##### ENTRIES #####

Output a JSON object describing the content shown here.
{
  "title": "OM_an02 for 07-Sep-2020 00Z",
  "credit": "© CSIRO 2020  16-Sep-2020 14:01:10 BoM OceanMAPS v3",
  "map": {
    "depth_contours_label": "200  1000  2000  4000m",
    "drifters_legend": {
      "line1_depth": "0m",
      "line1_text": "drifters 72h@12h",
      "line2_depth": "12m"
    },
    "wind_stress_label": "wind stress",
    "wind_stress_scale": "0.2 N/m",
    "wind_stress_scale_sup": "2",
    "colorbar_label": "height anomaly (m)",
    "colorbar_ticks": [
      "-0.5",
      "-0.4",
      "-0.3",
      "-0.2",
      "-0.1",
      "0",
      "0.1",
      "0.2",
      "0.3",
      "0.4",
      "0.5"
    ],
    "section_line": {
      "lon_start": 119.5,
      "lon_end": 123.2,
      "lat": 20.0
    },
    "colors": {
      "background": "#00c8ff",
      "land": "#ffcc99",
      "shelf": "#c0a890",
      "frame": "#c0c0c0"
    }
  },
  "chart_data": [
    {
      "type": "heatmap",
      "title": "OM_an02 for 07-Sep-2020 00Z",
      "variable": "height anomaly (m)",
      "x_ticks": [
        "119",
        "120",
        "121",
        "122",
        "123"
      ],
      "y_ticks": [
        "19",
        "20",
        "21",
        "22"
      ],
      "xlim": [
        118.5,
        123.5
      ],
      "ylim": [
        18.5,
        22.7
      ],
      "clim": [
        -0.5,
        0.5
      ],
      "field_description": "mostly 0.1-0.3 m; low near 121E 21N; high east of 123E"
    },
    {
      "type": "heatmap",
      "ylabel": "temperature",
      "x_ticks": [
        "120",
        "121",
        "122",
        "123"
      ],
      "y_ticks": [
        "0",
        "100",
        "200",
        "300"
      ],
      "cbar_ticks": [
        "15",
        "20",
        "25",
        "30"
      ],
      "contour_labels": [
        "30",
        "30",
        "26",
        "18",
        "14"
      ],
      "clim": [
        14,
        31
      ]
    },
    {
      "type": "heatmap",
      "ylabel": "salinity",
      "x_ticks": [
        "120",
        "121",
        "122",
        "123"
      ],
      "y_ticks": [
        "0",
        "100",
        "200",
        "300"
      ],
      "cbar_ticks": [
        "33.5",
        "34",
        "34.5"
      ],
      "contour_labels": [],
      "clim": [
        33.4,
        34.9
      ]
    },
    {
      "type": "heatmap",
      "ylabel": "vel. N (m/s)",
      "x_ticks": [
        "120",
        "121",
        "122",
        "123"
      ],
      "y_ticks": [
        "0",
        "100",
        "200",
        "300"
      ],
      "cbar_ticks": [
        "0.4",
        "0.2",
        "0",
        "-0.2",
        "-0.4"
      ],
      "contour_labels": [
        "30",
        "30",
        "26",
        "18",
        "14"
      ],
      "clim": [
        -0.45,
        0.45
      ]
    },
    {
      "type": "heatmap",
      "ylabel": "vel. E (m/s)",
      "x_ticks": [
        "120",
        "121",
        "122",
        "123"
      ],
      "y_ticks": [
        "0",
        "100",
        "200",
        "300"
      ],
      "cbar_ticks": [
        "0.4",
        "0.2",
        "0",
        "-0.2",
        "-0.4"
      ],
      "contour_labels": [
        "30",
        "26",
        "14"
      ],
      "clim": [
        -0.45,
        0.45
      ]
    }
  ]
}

#####

EXERCISE
Give back the whole listing exactly as it reads.

SOLVED PROBLEM
Output a JSON object describing the content shown here.
{
  "title": "OM_an02 for 07-Sep-2020 00Z",
  "credit": "© CSIRO 2020  16-Sep-2020 14:01:10 BoM OceanMAPS v3",
  "map": {
    "depth_contours_label": "200  1000  2000  4000m",
    "drifters_legend": {
      "line1_depth": "0m",
      "line1_text": "drifters 72h@12h",
      "line2_depth": "12m"
    },
    "wind_stress_label": "wind stress",
    "wind_stress_scale": "0.2 N/m",
    "wind_stress_scale_sup": "2",
    "colorbar_label": "height anomaly (m)",
    "colorbar_ticks": [
      "-0.5",
      "-0.4",
      "-0.3",
      "-0.2",
      "-0.1",
      "0",
      "0.1",
      "0.2",
      "0.3",
      "0.4",
      "0.5"
    ],
    "section_line": {
      "lon_start": 119.5,
      "lon_end": 123.2,
      "lat": 20.0
    },
    "colors": {
      "background": "#00c8ff",
      "land": "#ffcc99",
      "shelf": "#c0a890",
      "frame": "#c0c0c0"
    }
  },
  "chart_data": [
    {
      "type": "heatmap",
      "title": "OM_an02 for 07-Sep-2020 00Z",
      "variable": "height anomaly (m)",
      "x_ticks": [
        "119",
        "120",
        "121",
        "122",
        "123"
      ],
      "y_ticks": [
        "19",
        "20",
        "21",
        "22"
      ],
      "xlim": [
        118.5,
        123.5
      ],
      "ylim": [
        18.5,
        22.7
      ],
      "clim": [
        -0.5,
        0.5
      ],
      "field_description": "mostly 0.1-0.3 m; low near 121E 21N; high east of 123E"
    },
    {
      "type": "heatmap",
      "ylabel": "temperature",
      "x_ticks": [
        "120",
        "121",
        "122",
        "123"
      ],
      "y_ticks": [
        "0",
        "100",
        "200",
        "300"
      ],
      "cbar_ticks": [
        "15",
        "20",
        "25",
        "30"
      ],
      "contour_labels": [
        "30",
        "30",
        "26",
        "18",
        "14"
      ],
      "clim": [
        14,
        31
      ]
    },
    {
      "type": "heatmap",
      "ylabel": "salinity",
      "x_ticks": [
        "120",
        "121",
        "122",
        "123"
      ],
      "y_ticks": [
        "0",
        "100",
        "200",
        "300"
      ],
      "cbar_ticks": [
        "33.5",
        "34",
        "34.5"
      ],
      "contour_labels": [],
      "clim": [
        33.4,
        34.9
      ]
    },
    {
      "type": "heatmap",
      "ylabel": "vel. N (m/s)",
      "x_ticks": [
        "120",
        "121",
        "122",
        "123"
      ],
      "y_ticks": [
        "0",
        "100",
        "200",
        "300"
      ],
      "cbar_ticks": [
        "0.4",
        "0.2",
        "0",
        "-0.2",
        "-0.4"
      ],
      "contour_labels": [
        "30",
        "30",
        "26",
        "18",
        "14"
      ],
      "clim": [
        -0.45,
        0.45
      ]
    },
    {
      "type": "heatmap",
      "ylabel": "vel. E (m/s)",
      "x_ticks": [
        "120",
        "121",
        "122",
        "123"
      ],
      "y_ticks": [
        "0",
        "100",
        "200",
        "300"
      ],
      "cbar_ticks": [
        "0.4",
        "0.2",
        "0",
        "-0.2",
        "-0.4"
      ],
      "contour_labels": [
        "30",
        "26",
        "14"
      ],
      "clim": [
        -0.45,
        0.45
      ]
    }
  ]
}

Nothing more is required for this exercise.